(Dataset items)

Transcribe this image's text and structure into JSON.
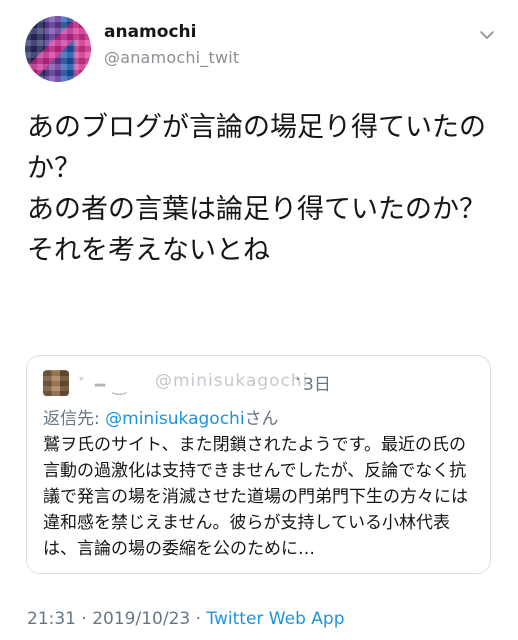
{
  "author": {
    "display_name": "anamochi",
    "handle": "@anamochi_twit"
  },
  "tweet": {
    "text": "あのブログが言論の場足り得ていたのか？\nあの者の言葉は論足り得ていたのか？\nそれを考えないとね"
  },
  "quoted_tweet": {
    "name": "ﾞ ━  ‿",
    "handle": "@minisukagochi",
    "separator": "·",
    "time": "3日",
    "reply_prefix": "返信先: ",
    "reply_mention": "@minisukagochi",
    "reply_suffix": "さん",
    "text": "鷲ヲ氏のサイト、また閉鎖されたようです。最近の氏の言動の過激化は支持できませんでしたが、反論でなく抗議で発言の場を消滅させた道場の門弟門下生の方々には違和感を禁じえません。彼らが支持している小林代表は、言論の場の委縮を公のために…"
  },
  "meta": {
    "time": "21:31",
    "separator": " · ",
    "date": "2019/10/23",
    "separator2": " · ",
    "app": "Twitter Web App"
  },
  "colors": {
    "link": "#1b95e0",
    "secondary_text": "#657786",
    "border": "#dadfe3"
  },
  "icons": {
    "menu": "chevron-down-icon"
  }
}
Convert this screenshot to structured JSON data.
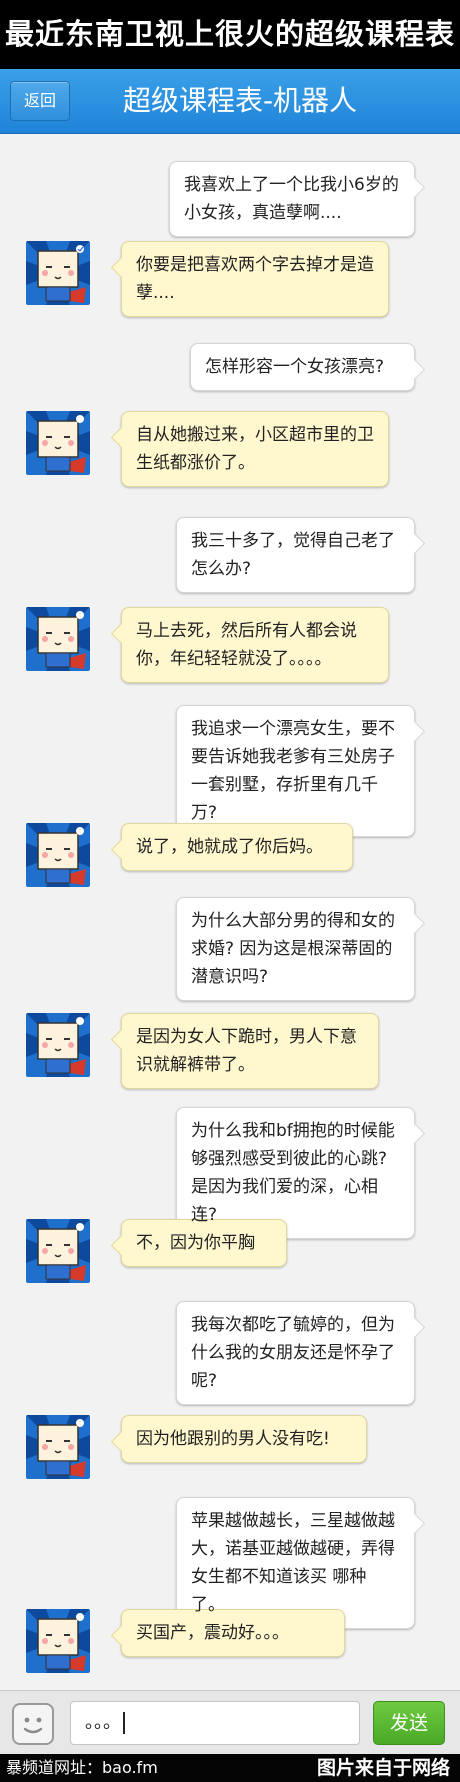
{
  "banner": {
    "title": "最近东南卫视上很火的超级课程表"
  },
  "navbar": {
    "back_label": "返回",
    "title": "超级课程表-机器人"
  },
  "messages": [
    {
      "side": "me",
      "text": "我喜欢上了一个比我小6岁的小女孩，真造孽啊...."
    },
    {
      "side": "bot",
      "text": "你要是把喜欢两个字去掉才是造孽...."
    },
    {
      "side": "me",
      "text": "怎样形容一个女孩漂亮?"
    },
    {
      "side": "bot",
      "text": "自从她搬过来，小区超市里的卫生纸都涨价了。"
    },
    {
      "side": "me",
      "text": "我三十多了，觉得自己老了怎么办?"
    },
    {
      "side": "bot",
      "text": "马上去死，然后所有人都会说你，年纪轻轻就没了。。。。"
    },
    {
      "side": "me",
      "text": "我追求一个漂亮女生，要不要告诉她我老爹有三处房子一套别墅，存折里有几千万?"
    },
    {
      "side": "bot",
      "text": "说了，她就成了你后妈。"
    },
    {
      "side": "me",
      "text": "为什么大部分男的得和女的求婚? 因为这是根深蒂固的潜意识吗?"
    },
    {
      "side": "bot",
      "text": "是因为女人下跪时，男人下意识就解裤带了。"
    },
    {
      "side": "me",
      "text": "为什么我和bf拥抱的时候能够强烈感受到彼此的心跳? 是因为我们爱的深，心相连?"
    },
    {
      "side": "bot",
      "text": "不，因为你平胸"
    },
    {
      "side": "me",
      "text": "我每次都吃了毓婷的，但为什么我的女朋友还是怀孕了呢?"
    },
    {
      "side": "bot",
      "text": "因为他跟别的男人没有吃!"
    },
    {
      "side": "me",
      "text": "苹果越做越长，三星越做越大，诺基亚越做越硬，弄得女生都不知道该买 哪种了。"
    },
    {
      "side": "bot",
      "text": "买国产，震动好。。。"
    }
  ],
  "input_bar": {
    "input_value": "。。。",
    "send_label": "发送"
  },
  "footer": {
    "left": "暴频道网址：bao.fm",
    "right": "图片来自于网络"
  },
  "colors": {
    "navbar": "#2a8fdf",
    "bot_bubble": "#fff8cf",
    "send": "#58b52e"
  }
}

**TASK OBJECTIVE**
Omitting all images, print the listing exactly.

**SOLUTION BELOW**
Transcribe this image's text and structure into JSON.
{
  "author": {
    "display_name": "anamochi",
    "handle": "@anamochi_twit"
  },
  "tweet": {
    "text": "あのブログが言論の場足り得ていたのか？\nあの者の言葉は論足り得ていたのか？\nそれを考えないとね"
  },
  "quoted_tweet": {
    "name": "ﾞ ━  ‿",
    "handle": "@minisukagochi",
    "separator": "·",
    "time": "3日",
    "reply_prefix": "返信先: ",
    "reply_mention": "@minisukagochi",
    "reply_suffix": "さん",
    "text": "鷲ヲ氏のサイト、また閉鎖されたようです。最近の氏の言動の過激化は支持できませんでしたが、反論でなく抗議で発言の場を消滅させた道場の門弟門下生の方々には違和感を禁じえません。彼らが支持している小林代表は、言論の場の委縮を公のために…"
  },
  "meta": {
    "time": "21:31",
    "separator": " · ",
    "date": "2019/10/23",
    "separator2": " · ",
    "app": "Twitter Web App"
  },
  "colors": {
    "link": "#1b95e0",
    "secondary_text": "#657786",
    "border": "#dadfe3"
  },
  "icons": {
    "menu": "chevron-down-icon"
  }
}
Convert this screenshot to structured JSON data.
{
  "banner": {
    "title": "最近东南卫视上很火的超级课程表"
  },
  "navbar": {
    "back_label": "返回",
    "title": "超级课程表-机器人"
  },
  "messages": [
    {
      "side": "me",
      "text": "我喜欢上了一个比我小6岁的小女孩，真造孽啊...."
    },
    {
      "side": "bot",
      "text": "你要是把喜欢两个字去掉才是造孽...."
    },
    {
      "side": "me",
      "text": "怎样形容一个女孩漂亮?"
    },
    {
      "side": "bot",
      "text": "自从她搬过来，小区超市里的卫生纸都涨价了。"
    },
    {
      "side": "me",
      "text": "我三十多了，觉得自己老了怎么办?"
    },
    {
      "side": "bot",
      "text": "马上去死，然后所有人都会说你，年纪轻轻就没了。。。。"
    },
    {
      "side": "me",
      "text": "我追求一个漂亮女生，要不要告诉她我老爹有三处房子一套别墅，存折里有几千万?"
    },
    {
      "side": "bot",
      "text": "说了，她就成了你后妈。"
    },
    {
      "side": "me",
      "text": "为什么大部分男的得和女的求婚? 因为这是根深蒂固的潜意识吗?"
    },
    {
      "side": "bot",
      "text": "是因为女人下跪时，男人下意识就解裤带了。"
    },
    {
      "side": "me",
      "text": "为什么我和bf拥抱的时候能够强烈感受到彼此的心跳? 是因为我们爱的深，心相连?"
    },
    {
      "side": "bot",
      "text": "不，因为你平胸"
    },
    {
      "side": "me",
      "text": "我每次都吃了毓婷的，但为什么我的女朋友还是怀孕了呢?"
    },
    {
      "side": "bot",
      "text": "因为他跟别的男人没有吃!"
    },
    {
      "side": "me",
      "text": "苹果越做越长，三星越做越大，诺基亚越做越硬，弄得女生都不知道该买 哪种了。"
    },
    {
      "side": "bot",
      "text": "买国产，震动好。。。"
    }
  ],
  "input_bar": {
    "input_value": "。。。",
    "send_label": "发送"
  },
  "footer": {
    "left": "暴频道网址：bao.fm",
    "right": "图片来自于网络"
  },
  "colors": {
    "navbar": "#2a8fdf",
    "bot_bubble": "#fff8cf",
    "send": "#58b52e"
  }
}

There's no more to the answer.